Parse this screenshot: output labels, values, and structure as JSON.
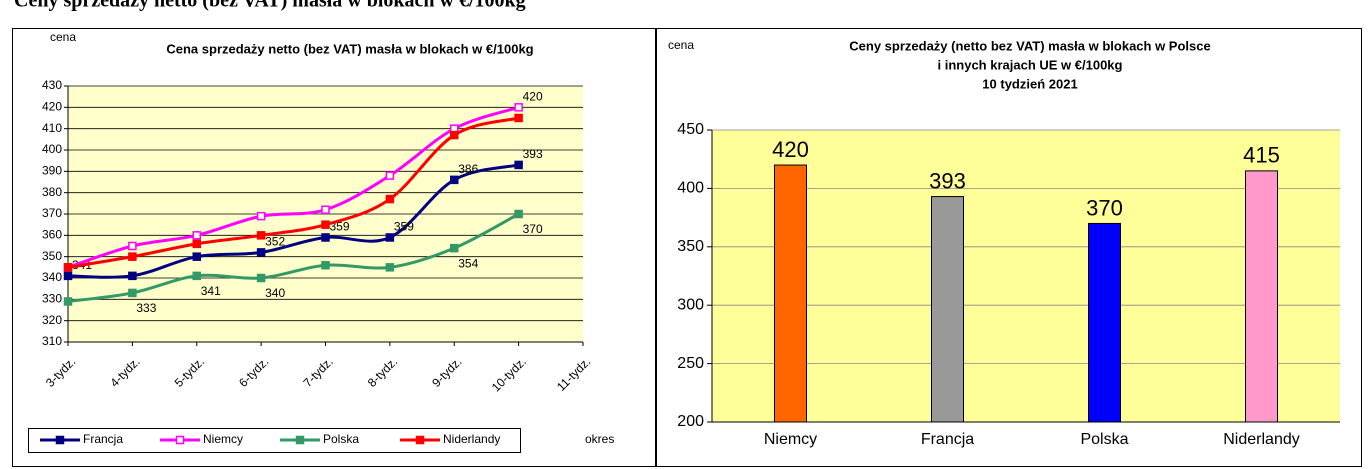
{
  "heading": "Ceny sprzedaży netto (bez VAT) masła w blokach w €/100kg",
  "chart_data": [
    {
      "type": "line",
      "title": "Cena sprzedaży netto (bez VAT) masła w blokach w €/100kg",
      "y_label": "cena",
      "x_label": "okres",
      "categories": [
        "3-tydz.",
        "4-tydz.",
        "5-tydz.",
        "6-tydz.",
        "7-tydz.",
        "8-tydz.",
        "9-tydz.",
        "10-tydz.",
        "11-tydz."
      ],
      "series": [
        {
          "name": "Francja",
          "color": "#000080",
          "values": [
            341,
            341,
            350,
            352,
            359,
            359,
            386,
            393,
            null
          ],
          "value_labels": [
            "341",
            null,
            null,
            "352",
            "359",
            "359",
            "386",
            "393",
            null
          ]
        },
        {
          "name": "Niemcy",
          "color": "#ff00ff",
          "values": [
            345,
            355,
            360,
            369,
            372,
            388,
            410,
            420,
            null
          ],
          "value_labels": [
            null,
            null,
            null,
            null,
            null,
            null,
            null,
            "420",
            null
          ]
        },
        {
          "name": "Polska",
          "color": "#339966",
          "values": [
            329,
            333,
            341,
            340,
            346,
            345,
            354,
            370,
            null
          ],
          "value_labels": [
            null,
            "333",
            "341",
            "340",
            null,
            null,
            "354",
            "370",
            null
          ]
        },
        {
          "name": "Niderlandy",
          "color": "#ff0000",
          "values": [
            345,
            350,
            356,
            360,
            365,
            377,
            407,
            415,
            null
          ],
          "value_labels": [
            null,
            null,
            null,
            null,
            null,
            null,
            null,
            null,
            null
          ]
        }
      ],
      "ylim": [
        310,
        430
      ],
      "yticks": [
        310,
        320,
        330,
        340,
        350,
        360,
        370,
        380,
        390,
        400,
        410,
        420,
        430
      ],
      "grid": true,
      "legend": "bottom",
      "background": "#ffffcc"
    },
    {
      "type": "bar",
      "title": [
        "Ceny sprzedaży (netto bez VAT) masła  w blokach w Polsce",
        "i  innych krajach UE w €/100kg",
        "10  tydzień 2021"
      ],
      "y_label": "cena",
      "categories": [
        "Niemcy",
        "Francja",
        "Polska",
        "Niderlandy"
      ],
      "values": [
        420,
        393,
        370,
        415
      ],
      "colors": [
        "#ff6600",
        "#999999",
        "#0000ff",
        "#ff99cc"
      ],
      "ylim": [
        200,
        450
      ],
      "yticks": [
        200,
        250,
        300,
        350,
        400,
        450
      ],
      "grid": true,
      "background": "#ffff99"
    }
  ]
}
--
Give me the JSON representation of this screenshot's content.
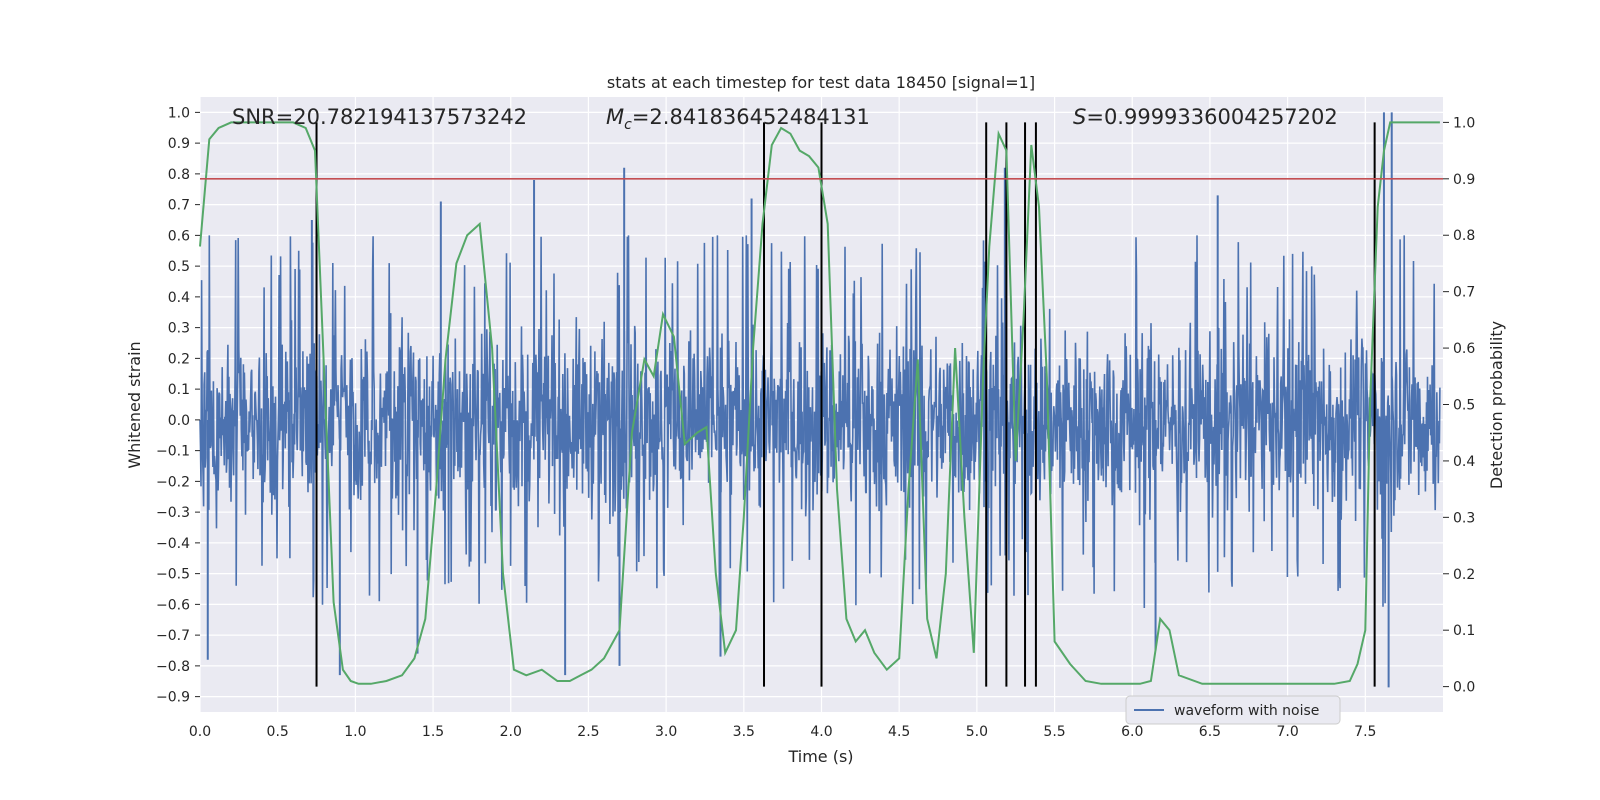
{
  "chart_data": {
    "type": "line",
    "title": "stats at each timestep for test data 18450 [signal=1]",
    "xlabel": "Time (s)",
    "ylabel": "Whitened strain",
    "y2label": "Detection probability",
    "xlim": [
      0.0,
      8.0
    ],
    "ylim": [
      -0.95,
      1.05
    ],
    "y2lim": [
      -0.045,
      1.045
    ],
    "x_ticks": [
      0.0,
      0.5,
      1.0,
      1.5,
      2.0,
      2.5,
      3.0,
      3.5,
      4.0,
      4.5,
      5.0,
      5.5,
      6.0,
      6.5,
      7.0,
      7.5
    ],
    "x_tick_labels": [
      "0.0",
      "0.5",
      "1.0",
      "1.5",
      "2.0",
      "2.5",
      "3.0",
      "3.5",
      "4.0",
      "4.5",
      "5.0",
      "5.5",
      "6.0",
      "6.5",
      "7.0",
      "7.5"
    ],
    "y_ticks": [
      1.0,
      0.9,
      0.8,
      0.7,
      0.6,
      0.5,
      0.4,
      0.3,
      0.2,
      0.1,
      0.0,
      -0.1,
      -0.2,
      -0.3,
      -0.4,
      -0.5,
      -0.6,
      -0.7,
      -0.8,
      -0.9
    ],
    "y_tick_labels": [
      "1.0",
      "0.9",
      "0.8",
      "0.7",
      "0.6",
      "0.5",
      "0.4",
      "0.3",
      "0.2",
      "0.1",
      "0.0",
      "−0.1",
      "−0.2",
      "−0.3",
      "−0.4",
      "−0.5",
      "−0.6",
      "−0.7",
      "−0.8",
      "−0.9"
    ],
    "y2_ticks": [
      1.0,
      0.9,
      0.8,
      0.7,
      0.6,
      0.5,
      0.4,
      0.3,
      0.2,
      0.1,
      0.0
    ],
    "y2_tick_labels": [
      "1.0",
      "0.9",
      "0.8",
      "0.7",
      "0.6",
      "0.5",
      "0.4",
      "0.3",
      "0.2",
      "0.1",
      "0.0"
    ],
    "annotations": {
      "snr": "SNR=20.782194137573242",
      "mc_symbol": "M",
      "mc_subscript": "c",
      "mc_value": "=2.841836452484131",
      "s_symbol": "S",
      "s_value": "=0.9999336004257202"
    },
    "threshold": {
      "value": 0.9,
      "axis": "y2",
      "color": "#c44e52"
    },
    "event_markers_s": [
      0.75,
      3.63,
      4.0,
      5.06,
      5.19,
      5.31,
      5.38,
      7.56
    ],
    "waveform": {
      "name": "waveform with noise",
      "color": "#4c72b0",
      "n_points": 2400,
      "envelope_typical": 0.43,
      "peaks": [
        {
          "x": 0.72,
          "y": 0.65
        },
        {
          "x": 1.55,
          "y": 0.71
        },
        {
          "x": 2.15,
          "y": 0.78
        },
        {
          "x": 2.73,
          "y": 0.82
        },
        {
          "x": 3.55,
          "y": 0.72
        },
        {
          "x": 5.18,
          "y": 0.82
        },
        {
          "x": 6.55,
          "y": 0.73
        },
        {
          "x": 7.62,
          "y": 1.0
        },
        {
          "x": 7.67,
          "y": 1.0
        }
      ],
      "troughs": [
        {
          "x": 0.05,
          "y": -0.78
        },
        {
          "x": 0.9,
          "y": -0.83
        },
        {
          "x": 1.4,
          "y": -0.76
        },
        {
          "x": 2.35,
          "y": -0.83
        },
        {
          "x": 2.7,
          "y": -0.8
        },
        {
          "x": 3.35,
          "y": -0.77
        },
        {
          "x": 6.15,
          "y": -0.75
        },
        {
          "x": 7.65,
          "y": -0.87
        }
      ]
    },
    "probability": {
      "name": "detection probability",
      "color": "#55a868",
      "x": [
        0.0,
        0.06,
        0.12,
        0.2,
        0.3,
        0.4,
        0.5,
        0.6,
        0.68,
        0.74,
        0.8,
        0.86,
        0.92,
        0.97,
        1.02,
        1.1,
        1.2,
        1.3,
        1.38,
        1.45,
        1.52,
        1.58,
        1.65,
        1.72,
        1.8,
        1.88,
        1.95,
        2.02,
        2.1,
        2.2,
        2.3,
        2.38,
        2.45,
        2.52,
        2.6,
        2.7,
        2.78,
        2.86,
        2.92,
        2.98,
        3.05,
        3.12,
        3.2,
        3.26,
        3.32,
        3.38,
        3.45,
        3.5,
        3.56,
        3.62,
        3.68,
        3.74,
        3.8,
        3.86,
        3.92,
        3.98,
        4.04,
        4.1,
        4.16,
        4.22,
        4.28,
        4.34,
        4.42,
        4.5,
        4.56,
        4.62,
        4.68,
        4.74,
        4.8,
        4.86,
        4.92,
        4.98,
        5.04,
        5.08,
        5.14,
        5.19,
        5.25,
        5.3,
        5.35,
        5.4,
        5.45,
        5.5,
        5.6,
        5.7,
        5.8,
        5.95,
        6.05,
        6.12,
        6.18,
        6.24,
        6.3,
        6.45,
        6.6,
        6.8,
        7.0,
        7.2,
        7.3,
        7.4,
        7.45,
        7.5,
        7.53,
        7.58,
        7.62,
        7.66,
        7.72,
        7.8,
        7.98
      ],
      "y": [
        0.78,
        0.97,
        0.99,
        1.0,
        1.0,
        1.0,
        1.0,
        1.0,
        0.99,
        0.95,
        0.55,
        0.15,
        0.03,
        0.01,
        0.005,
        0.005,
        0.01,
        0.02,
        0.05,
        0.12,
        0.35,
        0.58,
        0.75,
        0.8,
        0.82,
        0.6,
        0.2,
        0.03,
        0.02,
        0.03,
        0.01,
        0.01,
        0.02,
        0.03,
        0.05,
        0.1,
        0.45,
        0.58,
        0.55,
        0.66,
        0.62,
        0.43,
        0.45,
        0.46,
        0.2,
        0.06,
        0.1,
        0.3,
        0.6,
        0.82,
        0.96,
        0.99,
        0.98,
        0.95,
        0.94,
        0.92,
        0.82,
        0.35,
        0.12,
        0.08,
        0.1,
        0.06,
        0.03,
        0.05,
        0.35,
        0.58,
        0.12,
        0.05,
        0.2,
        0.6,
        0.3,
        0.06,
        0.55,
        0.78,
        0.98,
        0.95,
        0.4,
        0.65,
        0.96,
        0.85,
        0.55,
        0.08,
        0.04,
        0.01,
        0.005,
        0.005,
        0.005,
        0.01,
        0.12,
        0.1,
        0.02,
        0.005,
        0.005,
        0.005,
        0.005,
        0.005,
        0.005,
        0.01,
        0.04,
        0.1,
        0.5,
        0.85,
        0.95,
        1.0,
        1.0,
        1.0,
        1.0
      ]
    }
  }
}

• Exercise prompt
Look above for every line with the word "probability" and copy it.

• Output of the task
    "y2label": "Detection probability",
    "probability": {
      "name": "detection probability",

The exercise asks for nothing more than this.